Goal:
Identify and copy all lines of the material where the string "people" is found.

Source records
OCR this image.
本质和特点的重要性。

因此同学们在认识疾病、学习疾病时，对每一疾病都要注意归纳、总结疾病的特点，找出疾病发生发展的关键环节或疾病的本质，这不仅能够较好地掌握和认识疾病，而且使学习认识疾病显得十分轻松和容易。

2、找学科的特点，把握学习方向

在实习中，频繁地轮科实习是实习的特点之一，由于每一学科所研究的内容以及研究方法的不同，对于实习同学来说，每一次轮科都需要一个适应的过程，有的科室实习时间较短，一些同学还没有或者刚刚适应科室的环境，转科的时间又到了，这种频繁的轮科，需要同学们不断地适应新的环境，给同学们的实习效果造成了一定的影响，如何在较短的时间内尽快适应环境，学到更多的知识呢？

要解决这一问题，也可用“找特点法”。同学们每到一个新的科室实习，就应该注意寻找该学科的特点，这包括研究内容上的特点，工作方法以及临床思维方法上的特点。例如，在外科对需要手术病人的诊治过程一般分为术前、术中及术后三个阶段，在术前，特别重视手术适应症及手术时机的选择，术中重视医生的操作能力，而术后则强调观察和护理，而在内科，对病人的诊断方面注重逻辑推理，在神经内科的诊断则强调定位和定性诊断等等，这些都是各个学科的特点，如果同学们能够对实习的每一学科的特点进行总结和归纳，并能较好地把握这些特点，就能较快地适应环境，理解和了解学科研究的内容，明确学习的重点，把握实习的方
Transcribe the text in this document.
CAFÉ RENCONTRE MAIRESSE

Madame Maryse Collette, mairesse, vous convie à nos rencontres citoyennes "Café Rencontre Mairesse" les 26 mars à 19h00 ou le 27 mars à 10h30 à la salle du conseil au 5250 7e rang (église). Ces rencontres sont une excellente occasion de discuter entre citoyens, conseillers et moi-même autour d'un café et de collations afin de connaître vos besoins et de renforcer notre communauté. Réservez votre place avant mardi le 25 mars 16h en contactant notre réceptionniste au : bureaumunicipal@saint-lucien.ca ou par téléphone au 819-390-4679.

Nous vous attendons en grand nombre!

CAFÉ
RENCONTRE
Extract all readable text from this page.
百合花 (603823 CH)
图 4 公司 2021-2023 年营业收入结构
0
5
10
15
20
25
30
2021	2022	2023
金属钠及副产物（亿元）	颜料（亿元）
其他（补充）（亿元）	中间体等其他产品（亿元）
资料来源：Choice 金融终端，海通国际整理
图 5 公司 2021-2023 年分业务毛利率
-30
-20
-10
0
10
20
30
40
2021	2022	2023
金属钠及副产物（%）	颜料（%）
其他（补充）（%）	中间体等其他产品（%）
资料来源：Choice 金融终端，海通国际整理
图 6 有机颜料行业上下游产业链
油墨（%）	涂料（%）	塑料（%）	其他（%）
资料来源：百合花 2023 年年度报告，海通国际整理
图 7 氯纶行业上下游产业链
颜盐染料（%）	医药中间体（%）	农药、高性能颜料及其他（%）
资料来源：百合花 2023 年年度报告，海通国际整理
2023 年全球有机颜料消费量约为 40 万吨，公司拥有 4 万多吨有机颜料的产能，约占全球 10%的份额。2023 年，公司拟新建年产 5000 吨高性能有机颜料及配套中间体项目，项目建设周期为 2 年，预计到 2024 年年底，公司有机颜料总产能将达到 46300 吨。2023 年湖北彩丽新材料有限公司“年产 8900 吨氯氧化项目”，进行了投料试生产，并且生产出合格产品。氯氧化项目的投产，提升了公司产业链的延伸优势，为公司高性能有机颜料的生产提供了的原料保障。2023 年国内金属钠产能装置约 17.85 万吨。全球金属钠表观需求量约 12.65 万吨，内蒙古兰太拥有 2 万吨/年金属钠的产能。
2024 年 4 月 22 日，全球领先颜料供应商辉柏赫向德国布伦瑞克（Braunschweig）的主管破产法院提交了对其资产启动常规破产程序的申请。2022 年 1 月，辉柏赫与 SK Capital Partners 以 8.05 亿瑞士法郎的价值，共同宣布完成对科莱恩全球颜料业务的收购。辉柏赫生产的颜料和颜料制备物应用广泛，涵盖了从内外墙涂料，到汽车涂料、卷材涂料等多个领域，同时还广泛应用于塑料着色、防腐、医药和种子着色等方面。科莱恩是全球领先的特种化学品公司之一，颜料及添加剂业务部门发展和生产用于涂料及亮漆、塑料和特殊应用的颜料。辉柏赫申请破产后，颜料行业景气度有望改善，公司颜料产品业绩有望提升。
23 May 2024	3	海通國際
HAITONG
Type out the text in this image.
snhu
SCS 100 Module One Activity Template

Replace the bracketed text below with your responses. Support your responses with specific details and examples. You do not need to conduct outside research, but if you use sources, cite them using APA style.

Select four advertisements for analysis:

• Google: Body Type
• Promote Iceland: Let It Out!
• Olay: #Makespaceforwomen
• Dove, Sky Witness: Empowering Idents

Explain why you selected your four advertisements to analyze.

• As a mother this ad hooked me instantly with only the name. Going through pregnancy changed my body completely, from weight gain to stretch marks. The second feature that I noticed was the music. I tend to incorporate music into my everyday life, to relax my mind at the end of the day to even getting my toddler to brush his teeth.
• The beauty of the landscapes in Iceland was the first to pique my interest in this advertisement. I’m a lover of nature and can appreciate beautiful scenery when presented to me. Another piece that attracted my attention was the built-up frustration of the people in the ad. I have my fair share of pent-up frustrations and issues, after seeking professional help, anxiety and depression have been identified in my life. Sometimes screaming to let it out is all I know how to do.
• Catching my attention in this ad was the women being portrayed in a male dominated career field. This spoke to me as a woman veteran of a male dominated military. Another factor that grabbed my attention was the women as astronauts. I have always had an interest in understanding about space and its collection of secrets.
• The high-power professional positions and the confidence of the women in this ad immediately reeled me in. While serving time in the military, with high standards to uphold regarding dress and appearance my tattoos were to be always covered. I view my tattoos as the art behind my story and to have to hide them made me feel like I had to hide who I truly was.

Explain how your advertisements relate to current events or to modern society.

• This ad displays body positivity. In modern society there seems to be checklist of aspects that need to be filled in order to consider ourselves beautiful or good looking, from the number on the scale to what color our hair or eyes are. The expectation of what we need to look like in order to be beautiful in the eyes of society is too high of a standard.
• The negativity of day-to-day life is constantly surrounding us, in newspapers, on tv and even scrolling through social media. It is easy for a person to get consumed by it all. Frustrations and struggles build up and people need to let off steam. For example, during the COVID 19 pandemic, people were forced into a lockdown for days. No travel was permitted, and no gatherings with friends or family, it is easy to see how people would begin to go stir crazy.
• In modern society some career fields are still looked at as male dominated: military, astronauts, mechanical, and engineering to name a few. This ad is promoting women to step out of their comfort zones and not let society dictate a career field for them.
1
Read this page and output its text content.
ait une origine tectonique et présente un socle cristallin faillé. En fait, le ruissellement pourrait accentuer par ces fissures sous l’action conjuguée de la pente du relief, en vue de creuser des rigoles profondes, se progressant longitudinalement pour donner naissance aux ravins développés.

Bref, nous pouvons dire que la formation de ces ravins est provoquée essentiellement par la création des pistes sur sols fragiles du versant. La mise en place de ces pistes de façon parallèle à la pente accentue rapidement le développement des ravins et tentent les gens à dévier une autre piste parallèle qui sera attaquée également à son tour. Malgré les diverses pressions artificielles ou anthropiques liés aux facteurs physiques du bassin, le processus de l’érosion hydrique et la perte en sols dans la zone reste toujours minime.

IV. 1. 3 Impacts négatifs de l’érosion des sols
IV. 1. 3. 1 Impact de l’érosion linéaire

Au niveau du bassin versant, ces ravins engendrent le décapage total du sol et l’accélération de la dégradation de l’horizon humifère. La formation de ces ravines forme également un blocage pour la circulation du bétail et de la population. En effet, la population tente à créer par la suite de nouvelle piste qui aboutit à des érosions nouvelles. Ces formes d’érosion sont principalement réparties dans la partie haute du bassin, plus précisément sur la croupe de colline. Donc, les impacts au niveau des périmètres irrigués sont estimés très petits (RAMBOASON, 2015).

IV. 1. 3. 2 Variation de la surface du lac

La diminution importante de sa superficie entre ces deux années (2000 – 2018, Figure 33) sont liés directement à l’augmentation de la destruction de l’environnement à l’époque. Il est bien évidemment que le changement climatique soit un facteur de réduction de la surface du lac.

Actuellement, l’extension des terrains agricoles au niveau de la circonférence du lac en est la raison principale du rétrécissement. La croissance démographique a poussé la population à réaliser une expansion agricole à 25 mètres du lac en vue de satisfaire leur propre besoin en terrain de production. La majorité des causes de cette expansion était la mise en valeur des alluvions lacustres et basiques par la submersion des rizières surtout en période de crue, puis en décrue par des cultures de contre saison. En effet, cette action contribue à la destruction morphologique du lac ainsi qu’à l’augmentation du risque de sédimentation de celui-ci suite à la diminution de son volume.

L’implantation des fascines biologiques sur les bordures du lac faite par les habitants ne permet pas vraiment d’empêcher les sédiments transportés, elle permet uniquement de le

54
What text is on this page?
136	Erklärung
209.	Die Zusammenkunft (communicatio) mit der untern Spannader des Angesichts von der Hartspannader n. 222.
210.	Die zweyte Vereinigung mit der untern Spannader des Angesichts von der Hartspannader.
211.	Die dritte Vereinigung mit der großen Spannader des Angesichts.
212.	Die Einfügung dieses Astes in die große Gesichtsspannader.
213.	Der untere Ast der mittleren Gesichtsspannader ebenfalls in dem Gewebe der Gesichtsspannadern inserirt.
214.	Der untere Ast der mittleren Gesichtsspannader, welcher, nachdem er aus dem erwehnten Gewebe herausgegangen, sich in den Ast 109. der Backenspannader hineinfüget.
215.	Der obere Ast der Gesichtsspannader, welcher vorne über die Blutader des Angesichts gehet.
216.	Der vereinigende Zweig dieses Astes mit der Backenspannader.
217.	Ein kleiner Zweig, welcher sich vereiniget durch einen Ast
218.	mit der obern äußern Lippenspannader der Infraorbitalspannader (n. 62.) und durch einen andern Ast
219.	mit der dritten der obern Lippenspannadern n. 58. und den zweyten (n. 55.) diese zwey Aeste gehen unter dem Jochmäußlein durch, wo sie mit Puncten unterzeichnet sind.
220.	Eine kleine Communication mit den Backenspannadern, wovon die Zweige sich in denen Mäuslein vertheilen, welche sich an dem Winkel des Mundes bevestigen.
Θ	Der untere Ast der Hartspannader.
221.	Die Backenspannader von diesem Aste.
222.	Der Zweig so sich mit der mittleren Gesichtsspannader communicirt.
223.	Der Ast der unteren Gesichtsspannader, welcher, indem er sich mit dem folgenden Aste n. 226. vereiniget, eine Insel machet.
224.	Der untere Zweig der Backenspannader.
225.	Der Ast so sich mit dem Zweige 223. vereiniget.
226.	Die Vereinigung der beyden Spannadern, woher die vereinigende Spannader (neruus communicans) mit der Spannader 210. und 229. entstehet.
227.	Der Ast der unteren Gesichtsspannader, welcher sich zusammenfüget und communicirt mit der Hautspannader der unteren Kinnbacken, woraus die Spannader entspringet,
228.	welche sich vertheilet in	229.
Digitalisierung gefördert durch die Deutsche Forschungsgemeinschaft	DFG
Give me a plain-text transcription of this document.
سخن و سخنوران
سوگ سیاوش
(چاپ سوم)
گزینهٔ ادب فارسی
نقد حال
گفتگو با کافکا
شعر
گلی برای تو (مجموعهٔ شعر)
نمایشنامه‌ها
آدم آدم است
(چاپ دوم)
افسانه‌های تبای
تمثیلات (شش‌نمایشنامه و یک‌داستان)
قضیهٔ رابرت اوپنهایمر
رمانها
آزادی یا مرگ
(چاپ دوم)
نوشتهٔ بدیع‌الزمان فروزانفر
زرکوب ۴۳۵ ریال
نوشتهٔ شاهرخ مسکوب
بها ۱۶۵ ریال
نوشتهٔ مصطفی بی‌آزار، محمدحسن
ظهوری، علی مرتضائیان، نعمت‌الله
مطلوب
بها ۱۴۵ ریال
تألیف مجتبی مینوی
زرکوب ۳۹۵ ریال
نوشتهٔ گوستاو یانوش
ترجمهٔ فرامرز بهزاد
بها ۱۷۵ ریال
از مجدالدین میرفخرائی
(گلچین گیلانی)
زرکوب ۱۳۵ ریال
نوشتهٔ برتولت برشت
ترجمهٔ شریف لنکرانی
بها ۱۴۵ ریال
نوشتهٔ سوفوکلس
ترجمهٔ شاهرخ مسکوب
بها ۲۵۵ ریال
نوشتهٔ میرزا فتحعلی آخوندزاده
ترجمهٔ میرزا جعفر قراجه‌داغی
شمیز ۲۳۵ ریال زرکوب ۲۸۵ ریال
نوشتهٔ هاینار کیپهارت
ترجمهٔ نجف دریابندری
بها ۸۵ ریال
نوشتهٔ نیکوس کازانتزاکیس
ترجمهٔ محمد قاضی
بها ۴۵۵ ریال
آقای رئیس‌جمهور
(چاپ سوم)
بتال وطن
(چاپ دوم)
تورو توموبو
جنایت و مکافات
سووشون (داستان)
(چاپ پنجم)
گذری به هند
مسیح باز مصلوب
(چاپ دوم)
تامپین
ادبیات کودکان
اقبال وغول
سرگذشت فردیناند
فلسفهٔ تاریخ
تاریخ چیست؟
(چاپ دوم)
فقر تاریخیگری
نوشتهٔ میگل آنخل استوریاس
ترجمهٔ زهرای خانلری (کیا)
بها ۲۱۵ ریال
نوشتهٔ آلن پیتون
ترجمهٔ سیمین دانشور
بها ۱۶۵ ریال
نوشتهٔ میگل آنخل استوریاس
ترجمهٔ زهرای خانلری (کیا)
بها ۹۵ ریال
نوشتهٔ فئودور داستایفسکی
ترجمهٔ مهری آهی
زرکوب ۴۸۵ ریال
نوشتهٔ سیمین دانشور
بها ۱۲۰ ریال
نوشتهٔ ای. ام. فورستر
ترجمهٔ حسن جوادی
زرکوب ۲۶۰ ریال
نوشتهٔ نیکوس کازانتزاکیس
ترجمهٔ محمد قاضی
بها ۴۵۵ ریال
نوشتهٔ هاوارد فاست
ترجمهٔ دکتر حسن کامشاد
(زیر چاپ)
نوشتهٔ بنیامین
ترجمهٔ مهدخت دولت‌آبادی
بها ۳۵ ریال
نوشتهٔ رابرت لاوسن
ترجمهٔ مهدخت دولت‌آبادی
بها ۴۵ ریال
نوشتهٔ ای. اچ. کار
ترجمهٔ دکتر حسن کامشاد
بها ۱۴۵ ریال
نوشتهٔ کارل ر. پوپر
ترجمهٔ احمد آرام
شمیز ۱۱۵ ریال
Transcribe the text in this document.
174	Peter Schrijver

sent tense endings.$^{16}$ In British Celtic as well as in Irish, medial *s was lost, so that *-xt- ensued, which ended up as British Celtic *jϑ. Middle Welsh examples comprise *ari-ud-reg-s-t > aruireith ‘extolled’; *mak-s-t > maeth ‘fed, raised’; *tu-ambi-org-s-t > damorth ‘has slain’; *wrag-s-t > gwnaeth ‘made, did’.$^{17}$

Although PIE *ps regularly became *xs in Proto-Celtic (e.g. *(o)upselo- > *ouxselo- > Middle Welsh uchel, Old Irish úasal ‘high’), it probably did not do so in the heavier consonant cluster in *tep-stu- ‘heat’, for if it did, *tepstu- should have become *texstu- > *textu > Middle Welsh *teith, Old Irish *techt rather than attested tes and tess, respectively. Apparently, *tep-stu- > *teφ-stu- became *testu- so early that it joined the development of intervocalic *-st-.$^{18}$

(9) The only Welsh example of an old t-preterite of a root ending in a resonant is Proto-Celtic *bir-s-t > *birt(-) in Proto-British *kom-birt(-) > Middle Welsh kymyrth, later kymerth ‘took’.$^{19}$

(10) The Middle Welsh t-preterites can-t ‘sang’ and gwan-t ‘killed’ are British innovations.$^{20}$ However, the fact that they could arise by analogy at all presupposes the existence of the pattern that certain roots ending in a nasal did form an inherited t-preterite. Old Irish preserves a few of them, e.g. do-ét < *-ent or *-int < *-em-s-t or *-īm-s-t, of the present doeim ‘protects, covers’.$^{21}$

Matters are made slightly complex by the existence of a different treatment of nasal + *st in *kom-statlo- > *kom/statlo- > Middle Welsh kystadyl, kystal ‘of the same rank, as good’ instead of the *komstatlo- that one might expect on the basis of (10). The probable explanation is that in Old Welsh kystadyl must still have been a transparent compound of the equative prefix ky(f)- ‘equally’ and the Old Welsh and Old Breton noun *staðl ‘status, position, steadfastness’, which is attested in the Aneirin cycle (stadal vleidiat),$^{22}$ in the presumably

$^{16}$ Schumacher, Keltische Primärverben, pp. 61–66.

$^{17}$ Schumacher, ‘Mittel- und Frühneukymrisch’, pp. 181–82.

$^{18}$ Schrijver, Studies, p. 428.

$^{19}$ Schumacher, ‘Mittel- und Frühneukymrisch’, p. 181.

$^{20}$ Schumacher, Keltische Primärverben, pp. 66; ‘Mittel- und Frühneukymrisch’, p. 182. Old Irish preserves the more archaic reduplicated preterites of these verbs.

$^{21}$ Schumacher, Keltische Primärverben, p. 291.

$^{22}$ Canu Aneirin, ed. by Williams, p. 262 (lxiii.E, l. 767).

Result below:
• The beauty of the landscapes in Iceland was the first to pique my interest in this advertisement. I’m a lover of nature and can appreciate beautiful scenery when presented to me. Another piece that attracted my attention was the built-up frustration of the people in the ad. I have my fair share of pent-up frustrations and issues, after seeking professional help, anxiety and depression have been identified in my life. Sometimes screaming to let it out is all I know how to do.
• The negativity of day-to-day life is constantly surrounding us, in newspapers, on tv and even scrolling through social media. It is easy for a person to get consumed by it all. Frustrations and struggles build up and people need to let off steam. For example, during the COVID 19 pandemic, people were forced into a lockdown for days. No travel was permitted, and no gatherings with friends or family, it is easy to see how people would begin to go stir crazy.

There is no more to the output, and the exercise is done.